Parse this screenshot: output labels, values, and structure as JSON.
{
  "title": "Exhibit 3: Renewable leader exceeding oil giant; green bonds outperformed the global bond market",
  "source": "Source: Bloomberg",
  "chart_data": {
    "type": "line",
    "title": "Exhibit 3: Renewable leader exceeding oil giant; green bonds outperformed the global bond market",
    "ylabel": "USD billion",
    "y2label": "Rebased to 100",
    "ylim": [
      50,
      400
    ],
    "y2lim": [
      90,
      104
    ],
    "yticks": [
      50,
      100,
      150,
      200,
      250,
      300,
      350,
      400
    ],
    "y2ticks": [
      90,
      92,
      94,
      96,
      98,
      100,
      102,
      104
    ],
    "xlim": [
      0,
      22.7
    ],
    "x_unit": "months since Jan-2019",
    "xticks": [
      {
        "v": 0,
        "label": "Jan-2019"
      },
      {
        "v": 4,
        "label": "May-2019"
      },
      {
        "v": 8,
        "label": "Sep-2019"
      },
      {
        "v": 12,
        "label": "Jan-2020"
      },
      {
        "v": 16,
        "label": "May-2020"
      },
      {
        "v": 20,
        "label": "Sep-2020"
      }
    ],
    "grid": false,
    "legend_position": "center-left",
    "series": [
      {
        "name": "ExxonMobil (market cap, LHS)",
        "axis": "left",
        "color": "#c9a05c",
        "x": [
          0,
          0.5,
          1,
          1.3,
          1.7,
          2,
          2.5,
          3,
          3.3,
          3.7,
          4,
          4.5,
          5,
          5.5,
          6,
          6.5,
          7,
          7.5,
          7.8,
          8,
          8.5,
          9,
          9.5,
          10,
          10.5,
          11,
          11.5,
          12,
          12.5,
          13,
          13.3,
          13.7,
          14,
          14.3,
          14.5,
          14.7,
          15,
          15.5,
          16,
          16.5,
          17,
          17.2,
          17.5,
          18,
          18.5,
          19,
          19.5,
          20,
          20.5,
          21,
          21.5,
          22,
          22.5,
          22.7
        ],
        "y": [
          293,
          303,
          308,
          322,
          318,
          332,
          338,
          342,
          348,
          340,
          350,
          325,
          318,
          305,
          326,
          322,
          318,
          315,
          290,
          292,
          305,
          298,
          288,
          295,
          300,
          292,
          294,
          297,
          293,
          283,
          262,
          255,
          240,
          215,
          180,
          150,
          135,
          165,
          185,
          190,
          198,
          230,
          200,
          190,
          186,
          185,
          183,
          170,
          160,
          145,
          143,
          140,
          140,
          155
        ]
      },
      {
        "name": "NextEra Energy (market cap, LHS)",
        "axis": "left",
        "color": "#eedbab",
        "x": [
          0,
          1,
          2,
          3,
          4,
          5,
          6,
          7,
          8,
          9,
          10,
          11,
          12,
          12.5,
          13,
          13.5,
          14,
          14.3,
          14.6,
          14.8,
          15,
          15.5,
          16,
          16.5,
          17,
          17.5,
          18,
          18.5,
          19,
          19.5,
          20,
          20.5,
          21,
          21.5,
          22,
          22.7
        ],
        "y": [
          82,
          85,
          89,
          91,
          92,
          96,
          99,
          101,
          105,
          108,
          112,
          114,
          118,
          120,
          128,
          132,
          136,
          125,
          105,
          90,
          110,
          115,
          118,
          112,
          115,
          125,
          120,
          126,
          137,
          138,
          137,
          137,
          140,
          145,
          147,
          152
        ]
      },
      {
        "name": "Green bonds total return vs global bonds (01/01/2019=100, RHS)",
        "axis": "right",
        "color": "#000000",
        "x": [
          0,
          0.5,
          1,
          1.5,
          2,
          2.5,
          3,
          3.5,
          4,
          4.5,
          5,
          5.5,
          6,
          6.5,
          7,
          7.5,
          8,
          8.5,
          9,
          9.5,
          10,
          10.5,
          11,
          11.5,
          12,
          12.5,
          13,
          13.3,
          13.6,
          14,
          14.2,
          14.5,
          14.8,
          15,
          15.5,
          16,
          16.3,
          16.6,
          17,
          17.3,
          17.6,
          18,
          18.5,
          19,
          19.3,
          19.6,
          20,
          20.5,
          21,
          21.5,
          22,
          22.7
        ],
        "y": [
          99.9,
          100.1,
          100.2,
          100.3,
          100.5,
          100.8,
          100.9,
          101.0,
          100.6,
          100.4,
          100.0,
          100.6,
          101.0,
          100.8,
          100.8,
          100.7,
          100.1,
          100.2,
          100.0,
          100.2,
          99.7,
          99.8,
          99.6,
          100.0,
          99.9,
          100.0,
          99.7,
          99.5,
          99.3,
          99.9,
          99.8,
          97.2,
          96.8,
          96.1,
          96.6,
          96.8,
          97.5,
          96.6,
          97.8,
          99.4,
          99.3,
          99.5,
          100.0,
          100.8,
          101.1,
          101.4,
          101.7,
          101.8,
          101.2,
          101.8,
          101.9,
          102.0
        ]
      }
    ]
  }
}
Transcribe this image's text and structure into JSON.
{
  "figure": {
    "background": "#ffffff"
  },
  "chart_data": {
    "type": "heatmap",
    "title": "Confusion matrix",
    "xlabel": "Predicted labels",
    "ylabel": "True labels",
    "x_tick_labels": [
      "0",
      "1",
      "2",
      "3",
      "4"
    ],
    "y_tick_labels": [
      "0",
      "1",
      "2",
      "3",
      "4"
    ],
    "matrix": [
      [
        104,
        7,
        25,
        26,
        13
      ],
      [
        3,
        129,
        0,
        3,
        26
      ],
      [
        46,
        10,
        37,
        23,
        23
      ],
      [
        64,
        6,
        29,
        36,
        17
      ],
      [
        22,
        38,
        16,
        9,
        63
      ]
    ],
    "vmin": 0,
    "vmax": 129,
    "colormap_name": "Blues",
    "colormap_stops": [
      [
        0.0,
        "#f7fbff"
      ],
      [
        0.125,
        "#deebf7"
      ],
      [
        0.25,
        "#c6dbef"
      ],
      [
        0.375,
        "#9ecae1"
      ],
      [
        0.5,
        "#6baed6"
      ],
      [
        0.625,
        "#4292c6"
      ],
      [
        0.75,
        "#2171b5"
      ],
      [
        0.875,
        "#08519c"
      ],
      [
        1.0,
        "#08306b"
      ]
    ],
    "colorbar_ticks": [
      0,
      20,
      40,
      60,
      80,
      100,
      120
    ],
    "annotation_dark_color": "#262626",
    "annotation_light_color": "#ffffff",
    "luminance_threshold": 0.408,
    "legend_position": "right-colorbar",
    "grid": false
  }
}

☆ ☆ ☆ ☆

▶ Work to be completed
Write out all the records above again, exactly as they stand.

▶ Complete output
Parse this screenshot: output labels, values, and structure as JSON.
{
  "title": "Exhibit 3: Renewable leader exceeding oil giant; green bonds outperformed the global bond market",
  "source": "Source: Bloomberg",
  "chart_data": {
    "type": "line",
    "title": "Exhibit 3: Renewable leader exceeding oil giant; green bonds outperformed the global bond market",
    "ylabel": "USD billion",
    "y2label": "Rebased to 100",
    "ylim": [
      50,
      400
    ],
    "y2lim": [
      90,
      104
    ],
    "yticks": [
      50,
      100,
      150,
      200,
      250,
      300,
      350,
      400
    ],
    "y2ticks": [
      90,
      92,
      94,
      96,
      98,
      100,
      102,
      104
    ],
    "xlim": [
      0,
      22.7
    ],
    "x_unit": "months since Jan-2019",
    "xticks": [
      {
        "v": 0,
        "label": "Jan-2019"
      },
      {
        "v": 4,
        "label": "May-2019"
      },
      {
        "v": 8,
        "label": "Sep-2019"
      },
      {
        "v": 12,
        "label": "Jan-2020"
      },
      {
        "v": 16,
        "label": "May-2020"
      },
      {
        "v": 20,
        "label": "Sep-2020"
      }
    ],
    "grid": false,
    "legend_position": "center-left",
    "series": [
      {
        "name": "ExxonMobil (market cap, LHS)",
        "axis": "left",
        "color": "#c9a05c",
        "x": [
          0,
          0.5,
          1,
          1.3,
          1.7,
          2,
          2.5,
          3,
          3.3,
          3.7,
          4,
          4.5,
          5,
          5.5,
          6,
          6.5,
          7,
          7.5,
          7.8,
          8,
          8.5,
          9,
          9.5,
          10,
          10.5,
          11,
          11.5,
          12,
          12.5,
          13,
          13.3,
          13.7,
          14,
          14.3,
          14.5,
          14.7,
          15,
          15.5,
          16,
          16.5,
          17,
          17.2,
          17.5,
          18,
          18.5,
          19,
          19.5,
          20,
          20.5,
          21,
          21.5,
          22,
          22.5,
          22.7
        ],
        "y": [
          293,
          303,
          308,
          322,
          318,
          332,
          338,
          342,
          348,
          340,
          350,
          325,
          318,
          305,
          326,
          322,
          318,
          315,
          290,
          292,
          305,
          298,
          288,
          295,
          300,
          292,
          294,
          297,
          293,
          283,
          262,
          255,
          240,
          215,
          180,
          150,
          135,
          165,
          185,
          190,
          198,
          230,
          200,
          190,
          186,
          185,
          183,
          170,
          160,
          145,
          143,
          140,
          140,
          155
        ]
      },
      {
        "name": "NextEra Energy (market cap, LHS)",
        "axis": "left",
        "color": "#eedbab",
        "x": [
          0,
          1,
          2,
          3,
          4,
          5,
          6,
          7,
          8,
          9,
          10,
          11,
          12,
          12.5,
          13,
          13.5,
          14,
          14.3,
          14.6,
          14.8,
          15,
          15.5,
          16,
          16.5,
          17,
          17.5,
          18,
          18.5,
          19,
          19.5,
          20,
          20.5,
          21,
          21.5,
          22,
          22.7
        ],
        "y": [
          82,
          85,
          89,
          91,
          92,
          96,
          99,
          101,
          105,
          108,
          112,
          114,
          118,
          120,
          128,
          132,
          136,
          125,
          105,
          90,
          110,
          115,
          118,
          112,
          115,
          125,
          120,
          126,
          137,
          138,
          137,
          137,
          140,
          145,
          147,
          152
        ]
      },
      {
        "name": "Green bonds total return vs global bonds (01/01/2019=100, RHS)",
        "axis": "right",
        "color": "#000000",
        "x": [
          0,
          0.5,
          1,
          1.5,
          2,
          2.5,
          3,
          3.5,
          4,
          4.5,
          5,
          5.5,
          6,
          6.5,
          7,
          7.5,
          8,
          8.5,
          9,
          9.5,
          10,
          10.5,
          11,
          11.5,
          12,
          12.5,
          13,
          13.3,
          13.6,
          14,
          14.2,
          14.5,
          14.8,
          15,
          15.5,
          16,
          16.3,
          16.6,
          17,
          17.3,
          17.6,
          18,
          18.5,
          19,
          19.3,
          19.6,
          20,
          20.5,
          21,
          21.5,
          22,
          22.7
        ],
        "y": [
          99.9,
          100.1,
          100.2,
          100.3,
          100.5,
          100.8,
          100.9,
          101.0,
          100.6,
          100.4,
          100.0,
          100.6,
          101.0,
          100.8,
          100.8,
          100.7,
          100.1,
          100.2,
          100.0,
          100.2,
          99.7,
          99.8,
          99.6,
          100.0,
          99.9,
          100.0,
          99.7,
          99.5,
          99.3,
          99.9,
          99.8,
          97.2,
          96.8,
          96.1,
          96.6,
          96.8,
          97.5,
          96.6,
          97.8,
          99.4,
          99.3,
          99.5,
          100.0,
          100.8,
          101.1,
          101.4,
          101.7,
          101.8,
          101.2,
          101.8,
          101.9,
          102.0
        ]
      }
    ]
  }
}
Transcribe this image's text and structure into JSON.
{
  "figure": {
    "background": "#ffffff"
  },
  "chart_data": {
    "type": "heatmap",
    "title": "Confusion matrix",
    "xlabel": "Predicted labels",
    "ylabel": "True labels",
    "x_tick_labels": [
      "0",
      "1",
      "2",
      "3",
      "4"
    ],
    "y_tick_labels": [
      "0",
      "1",
      "2",
      "3",
      "4"
    ],
    "matrix": [
      [
        104,
        7,
        25,
        26,
        13
      ],
      [
        3,
        129,
        0,
        3,
        26
      ],
      [
        46,
        10,
        37,
        23,
        23
      ],
      [
        64,
        6,
        29,
        36,
        17
      ],
      [
        22,
        38,
        16,
        9,
        63
      ]
    ],
    "vmin": 0,
    "vmax": 129,
    "colormap_name": "Blues",
    "colormap_stops": [
      [
        0.0,
        "#f7fbff"
      ],
      [
        0.125,
        "#deebf7"
      ],
      [
        0.25,
        "#c6dbef"
      ],
      [
        0.375,
        "#9ecae1"
      ],
      [
        0.5,
        "#6baed6"
      ],
      [
        0.625,
        "#4292c6"
      ],
      [
        0.75,
        "#2171b5"
      ],
      [
        0.875,
        "#08519c"
      ],
      [
        1.0,
        "#08306b"
      ]
    ],
    "colorbar_ticks": [
      0,
      20,
      40,
      60,
      80,
      100,
      120
    ],
    "annotation_dark_color": "#262626",
    "annotation_light_color": "#ffffff",
    "luminance_threshold": 0.408,
    "legend_position": "right-colorbar",
    "grid": false
  }
}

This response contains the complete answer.